● **DATA EXCERPTS**
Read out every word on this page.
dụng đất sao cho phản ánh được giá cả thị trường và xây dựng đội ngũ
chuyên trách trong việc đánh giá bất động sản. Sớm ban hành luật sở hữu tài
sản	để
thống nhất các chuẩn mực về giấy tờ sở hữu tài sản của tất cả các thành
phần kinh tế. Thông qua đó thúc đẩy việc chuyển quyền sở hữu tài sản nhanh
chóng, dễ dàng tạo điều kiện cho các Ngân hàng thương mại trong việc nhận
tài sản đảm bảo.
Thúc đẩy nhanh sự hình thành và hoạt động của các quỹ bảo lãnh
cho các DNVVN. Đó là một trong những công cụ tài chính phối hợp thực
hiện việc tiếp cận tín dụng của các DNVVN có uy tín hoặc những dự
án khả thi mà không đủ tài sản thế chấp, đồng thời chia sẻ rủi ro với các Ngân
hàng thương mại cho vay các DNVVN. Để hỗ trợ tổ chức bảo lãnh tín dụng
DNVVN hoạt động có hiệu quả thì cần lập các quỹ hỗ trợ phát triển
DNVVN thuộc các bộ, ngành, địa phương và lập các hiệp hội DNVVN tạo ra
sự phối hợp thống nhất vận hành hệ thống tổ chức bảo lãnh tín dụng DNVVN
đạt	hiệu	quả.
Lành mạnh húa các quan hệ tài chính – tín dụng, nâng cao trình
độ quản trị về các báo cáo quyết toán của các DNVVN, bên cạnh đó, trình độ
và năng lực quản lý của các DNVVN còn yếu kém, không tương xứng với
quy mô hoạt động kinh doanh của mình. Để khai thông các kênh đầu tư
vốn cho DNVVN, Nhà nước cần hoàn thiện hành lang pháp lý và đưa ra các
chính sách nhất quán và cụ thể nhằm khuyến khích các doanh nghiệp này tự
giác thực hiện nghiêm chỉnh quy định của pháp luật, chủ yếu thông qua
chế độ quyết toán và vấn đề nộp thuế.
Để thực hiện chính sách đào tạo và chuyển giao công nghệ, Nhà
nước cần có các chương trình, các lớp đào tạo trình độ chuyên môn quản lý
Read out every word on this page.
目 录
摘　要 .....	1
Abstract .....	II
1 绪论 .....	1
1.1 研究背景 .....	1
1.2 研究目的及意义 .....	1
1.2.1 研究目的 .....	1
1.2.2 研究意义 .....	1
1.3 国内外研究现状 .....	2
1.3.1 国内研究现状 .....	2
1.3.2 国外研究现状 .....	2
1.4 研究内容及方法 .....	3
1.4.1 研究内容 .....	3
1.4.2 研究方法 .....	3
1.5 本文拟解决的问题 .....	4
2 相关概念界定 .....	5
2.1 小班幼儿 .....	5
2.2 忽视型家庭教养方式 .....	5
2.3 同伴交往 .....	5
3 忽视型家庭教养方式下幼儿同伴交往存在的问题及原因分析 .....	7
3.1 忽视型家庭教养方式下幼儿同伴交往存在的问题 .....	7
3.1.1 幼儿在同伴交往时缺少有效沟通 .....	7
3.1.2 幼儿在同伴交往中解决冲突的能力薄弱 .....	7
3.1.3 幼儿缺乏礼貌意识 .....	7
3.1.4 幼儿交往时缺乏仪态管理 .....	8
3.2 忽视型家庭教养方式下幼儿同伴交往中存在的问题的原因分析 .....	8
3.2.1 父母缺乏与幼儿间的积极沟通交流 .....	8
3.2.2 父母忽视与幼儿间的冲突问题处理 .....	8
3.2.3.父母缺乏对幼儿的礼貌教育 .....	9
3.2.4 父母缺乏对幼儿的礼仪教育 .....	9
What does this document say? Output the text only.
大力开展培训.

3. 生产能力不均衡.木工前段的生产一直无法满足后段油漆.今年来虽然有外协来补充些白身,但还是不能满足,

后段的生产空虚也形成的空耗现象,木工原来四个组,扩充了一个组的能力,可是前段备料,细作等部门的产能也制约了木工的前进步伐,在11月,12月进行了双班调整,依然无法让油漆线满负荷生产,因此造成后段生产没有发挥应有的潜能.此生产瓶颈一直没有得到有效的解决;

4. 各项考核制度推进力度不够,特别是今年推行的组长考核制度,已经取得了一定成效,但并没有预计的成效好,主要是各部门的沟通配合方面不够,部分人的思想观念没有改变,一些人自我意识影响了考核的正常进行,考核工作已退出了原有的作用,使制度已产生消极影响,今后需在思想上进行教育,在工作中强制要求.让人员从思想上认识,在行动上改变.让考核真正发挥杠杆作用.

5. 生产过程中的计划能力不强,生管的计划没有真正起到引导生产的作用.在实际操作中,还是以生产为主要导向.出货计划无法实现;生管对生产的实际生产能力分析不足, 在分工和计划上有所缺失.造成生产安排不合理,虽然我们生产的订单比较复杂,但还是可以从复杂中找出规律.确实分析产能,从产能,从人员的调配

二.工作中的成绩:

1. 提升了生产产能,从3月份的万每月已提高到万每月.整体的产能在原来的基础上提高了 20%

● **WHAT NEEDS TO BE DONE**
Nothing should be left out: repeat all of the data exactly.

● **WRITTEN SOLUTION**
Read out every word on this page.
dụng đất sao cho phản ánh được giá cả thị trường và xây dựng đội ngũ
chuyên trách trong việc đánh giá bất động sản. Sớm ban hành luật sở hữu tài
sản	để
thống nhất các chuẩn mực về giấy tờ sở hữu tài sản của tất cả các thành
phần kinh tế. Thông qua đó thúc đẩy việc chuyển quyền sở hữu tài sản nhanh
chóng, dễ dàng tạo điều kiện cho các Ngân hàng thương mại trong việc nhận
tài sản đảm bảo.
Thúc đẩy nhanh sự hình thành và hoạt động của các quỹ bảo lãnh
cho các DNVVN. Đó là một trong những công cụ tài chính phối hợp thực
hiện việc tiếp cận tín dụng của các DNVVN có uy tín hoặc những dự
án khả thi mà không đủ tài sản thế chấp, đồng thời chia sẻ rủi ro với các Ngân
hàng thương mại cho vay các DNVVN. Để hỗ trợ tổ chức bảo lãnh tín dụng
DNVVN hoạt động có hiệu quả thì cần lập các quỹ hỗ trợ phát triển
DNVVN thuộc các bộ, ngành, địa phương và lập các hiệp hội DNVVN tạo ra
sự phối hợp thống nhất vận hành hệ thống tổ chức bảo lãnh tín dụng DNVVN
đạt	hiệu	quả.
Lành mạnh húa các quan hệ tài chính – tín dụng, nâng cao trình
độ quản trị về các báo cáo quyết toán của các DNVVN, bên cạnh đó, trình độ
và năng lực quản lý của các DNVVN còn yếu kém, không tương xứng với
quy mô hoạt động kinh doanh của mình. Để khai thông các kênh đầu tư
vốn cho DNVVN, Nhà nước cần hoàn thiện hành lang pháp lý và đưa ra các
chính sách nhất quán và cụ thể nhằm khuyến khích các doanh nghiệp này tự
giác thực hiện nghiêm chỉnh quy định của pháp luật, chủ yếu thông qua
chế độ quyết toán và vấn đề nộp thuế.
Để thực hiện chính sách đào tạo và chuyển giao công nghệ, Nhà
nước cần có các chương trình, các lớp đào tạo trình độ chuyên môn quản lý
Read out every word on this page.
目 录
摘　要 .....	1
Abstract .....	II
1 绪论 .....	1
1.1 研究背景 .....	1
1.2 研究目的及意义 .....	1
1.2.1 研究目的 .....	1
1.2.2 研究意义 .....	1
1.3 国内外研究现状 .....	2
1.3.1 国内研究现状 .....	2
1.3.2 国外研究现状 .....	2
1.4 研究内容及方法 .....	3
1.4.1 研究内容 .....	3
1.4.2 研究方法 .....	3
1.5 本文拟解决的问题 .....	4
2 相关概念界定 .....	5
2.1 小班幼儿 .....	5
2.2 忽视型家庭教养方式 .....	5
2.3 同伴交往 .....	5
3 忽视型家庭教养方式下幼儿同伴交往存在的问题及原因分析 .....	7
3.1 忽视型家庭教养方式下幼儿同伴交往存在的问题 .....	7
3.1.1 幼儿在同伴交往时缺少有效沟通 .....	7
3.1.2 幼儿在同伴交往中解决冲突的能力薄弱 .....	7
3.1.3 幼儿缺乏礼貌意识 .....	7
3.1.4 幼儿交往时缺乏仪态管理 .....	8
3.2 忽视型家庭教养方式下幼儿同伴交往中存在的问题的原因分析 .....	8
3.2.1 父母缺乏与幼儿间的积极沟通交流 .....	8
3.2.2 父母忽视与幼儿间的冲突问题处理 .....	8
3.2.3.父母缺乏对幼儿的礼貌教育 .....	9
3.2.4 父母缺乏对幼儿的礼仪教育 .....	9
What does this document say? Output the text only.
大力开展培训.

3. 生产能力不均衡.木工前段的生产一直无法满足后段油漆.今年来虽然有外协来补充些白身,但还是不能满足,

后段的生产空虚也形成的空耗现象,木工原来四个组,扩充了一个组的能力,可是前段备料,细作等部门的产能也制约了木工的前进步伐,在11月,12月进行了双班调整,依然无法让油漆线满负荷生产,因此造成后段生产没有发挥应有的潜能.此生产瓶颈一直没有得到有效的解决;

4. 各项考核制度推进力度不够,特别是今年推行的组长考核制度,已经取得了一定成效,但并没有预计的成效好,主要是各部门的沟通配合方面不够,部分人的思想观念没有改变,一些人自我意识影响了考核的正常进行,考核工作已退出了原有的作用,使制度已产生消极影响,今后需在思想上进行教育,在工作中强制要求.让人员从思想上认识,在行动上改变.让考核真正发挥杠杆作用.

5. 生产过程中的计划能力不强,生管的计划没有真正起到引导生产的作用.在实际操作中,还是以生产为主要导向.出货计划无法实现;生管对生产的实际生产能力分析不足, 在分工和计划上有所缺失.造成生产安排不合理,虽然我们生产的订单比较复杂,但还是可以从复杂中找出规律.确实分析产能,从产能,从人员的调配

二.工作中的成绩:

1. 提升了生产产能,从3月份的万每月已提高到万每月.整体的产能在原来的基础上提高了 20%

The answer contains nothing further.